Material to process:
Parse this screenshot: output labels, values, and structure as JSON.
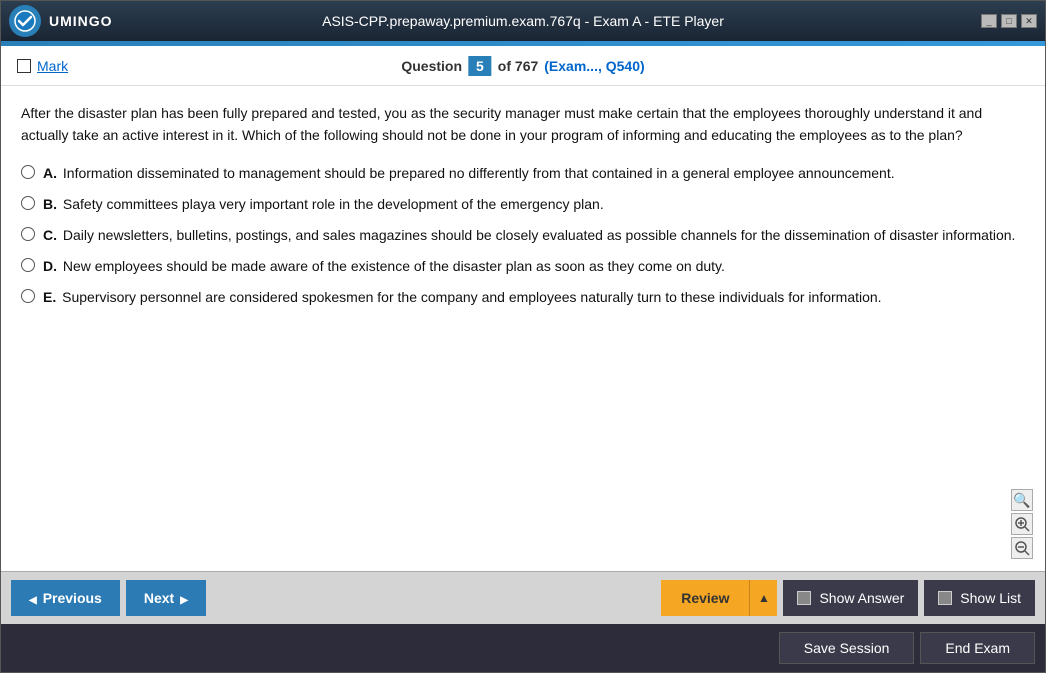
{
  "titleBar": {
    "title": "ASIS-CPP.prepaway.premium.exam.767q - Exam A - ETE Player",
    "logo": "V",
    "logoText": "UMINGO",
    "controls": [
      "_",
      "□",
      "✕"
    ]
  },
  "questionHeader": {
    "markLabel": "Mark",
    "questionLabel": "Question",
    "questionNumber": "5",
    "questionTotal": "of 767",
    "examRef": "(Exam..., Q540)"
  },
  "question": {
    "text": "After the disaster plan has been fully prepared and tested, you as the security manager must make certain that the employees thoroughly understand it and actually take an active interest in it. Which of the following should not be done in your program of informing and educating the employees as to the plan?",
    "options": [
      {
        "id": "A",
        "text": "Information disseminated to management should be prepared no differently from that contained in a general employee announcement."
      },
      {
        "id": "B",
        "text": "Safety committees playa very important role in the development of the emergency plan."
      },
      {
        "id": "C",
        "text": "Daily newsletters, bulletins, postings, and sales magazines should be closely evaluated as possible channels for the dissemination of disaster information."
      },
      {
        "id": "D",
        "text": "New employees should be made aware of the existence of the disaster plan as soon as they come on duty."
      },
      {
        "id": "E",
        "text": "Supervisory personnel are considered spokesmen for the company and employees naturally turn to these individuals for information."
      }
    ]
  },
  "zoomControls": {
    "searchLabel": "🔍",
    "zoomInLabel": "+",
    "zoomOutLabel": "−"
  },
  "footer": {
    "previousLabel": "Previous",
    "nextLabel": "Next",
    "reviewLabel": "Review",
    "showAnswerLabel": "Show Answer",
    "showListLabel": "Show List"
  },
  "actionBar": {
    "saveSessionLabel": "Save Session",
    "endExamLabel": "End Exam"
  }
}
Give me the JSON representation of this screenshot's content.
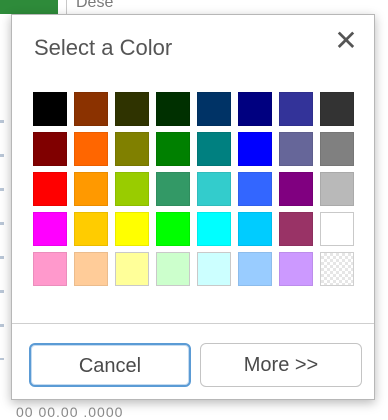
{
  "background": {
    "top_text": "Dese",
    "bottom_text": "00 00.00  .0000"
  },
  "dialog": {
    "title": "Select a Color",
    "close_icon": "close-icon",
    "close_glyph": "✕",
    "swatches": [
      [
        "#000000",
        "#8b3200",
        "#2f3300",
        "#003000",
        "#003366",
        "#000080",
        "#333399",
        "#333333"
      ],
      [
        "#800000",
        "#ff6600",
        "#808000",
        "#008000",
        "#008080",
        "#0000ff",
        "#666699",
        "#808080"
      ],
      [
        "#ff0000",
        "#ff9900",
        "#99cc00",
        "#339966",
        "#33cccc",
        "#3366ff",
        "#800080",
        "#b9b9b9"
      ],
      [
        "#ff00ff",
        "#ffcc00",
        "#ffff00",
        "#00ff00",
        "#00ffff",
        "#00ccff",
        "#993366",
        "#ffffff"
      ],
      [
        "#ff99cc",
        "#ffcc99",
        "#ffff99",
        "#ccffcc",
        "#ccffff",
        "#99ccff",
        "#cc99ff",
        "transparent"
      ]
    ],
    "buttons": {
      "cancel_label": "Cancel",
      "more_label": "More >>"
    }
  }
}
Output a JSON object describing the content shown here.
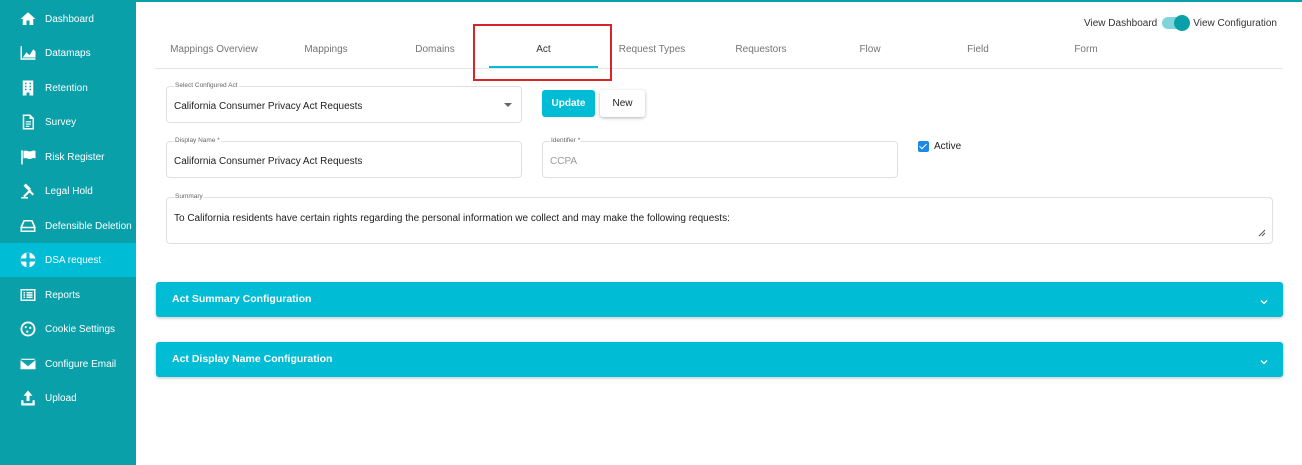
{
  "sidebar": {
    "items": [
      {
        "label": "Dashboard",
        "icon": "home-icon"
      },
      {
        "label": "Datamaps",
        "icon": "area-chart-icon"
      },
      {
        "label": "Retention",
        "icon": "building-icon"
      },
      {
        "label": "Survey",
        "icon": "document-icon"
      },
      {
        "label": "Risk Register",
        "icon": "flag-icon"
      },
      {
        "label": "Legal Hold",
        "icon": "gavel-icon"
      },
      {
        "label": "Defensible Deletion",
        "icon": "drive-icon"
      },
      {
        "label": "DSA request",
        "icon": "lifebuoy-icon"
      },
      {
        "label": "Reports",
        "icon": "list-icon"
      },
      {
        "label": "Cookie Settings",
        "icon": "cookie-icon"
      },
      {
        "label": "Configure Email",
        "icon": "envelope-icon"
      },
      {
        "label": "Upload",
        "icon": "upload-icon"
      }
    ],
    "active": "DSA request"
  },
  "view_toggle": {
    "left_label": "View Dashboard",
    "right_label": "View Configuration"
  },
  "tabs": [
    {
      "label": "Mappings Overview"
    },
    {
      "label": "Mappings"
    },
    {
      "label": "Domains"
    },
    {
      "label": "Act"
    },
    {
      "label": "Request Types"
    },
    {
      "label": "Requestors"
    },
    {
      "label": "Flow"
    },
    {
      "label": "Field"
    },
    {
      "label": "Form"
    }
  ],
  "active_tab": "Act",
  "form": {
    "select_act": {
      "label": "Select Configured Act",
      "value": "California Consumer Privacy Act Requests"
    },
    "update_label": "Update",
    "new_label": "New",
    "display_name": {
      "label": "Display Name *",
      "value": "California Consumer Privacy Act Requests"
    },
    "identifier": {
      "label": "Identifier *",
      "value": "CCPA"
    },
    "active_label": "Active",
    "summary": {
      "label": "Summary",
      "value": "To California residents have certain rights regarding the personal information we collect and may make the following requests:"
    }
  },
  "accordions": [
    {
      "title": "Act Summary Configuration"
    },
    {
      "title": "Act Display Name Configuration"
    }
  ],
  "colors": {
    "sidebar_bg": "#0aa0aa",
    "accent": "#00bcd4",
    "highlight": "#d9252a",
    "checkbox": "#1e88e5"
  }
}
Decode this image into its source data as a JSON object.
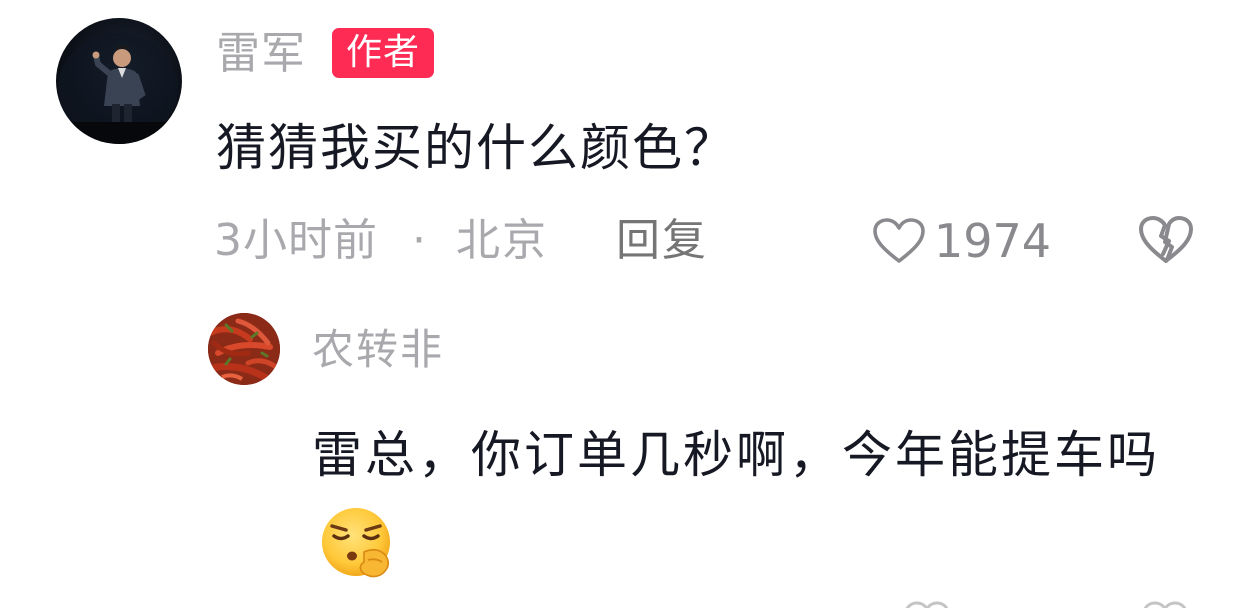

Set task:
List the lines of the entries that include "Exam".

Written solution:
    "title": "ASIS-CPP.prepaway.premium.exam.767q - Exam A - ETE Player",
    "examRef": "(Exam..., Q540)"
    "endExamLabel": "End Exam"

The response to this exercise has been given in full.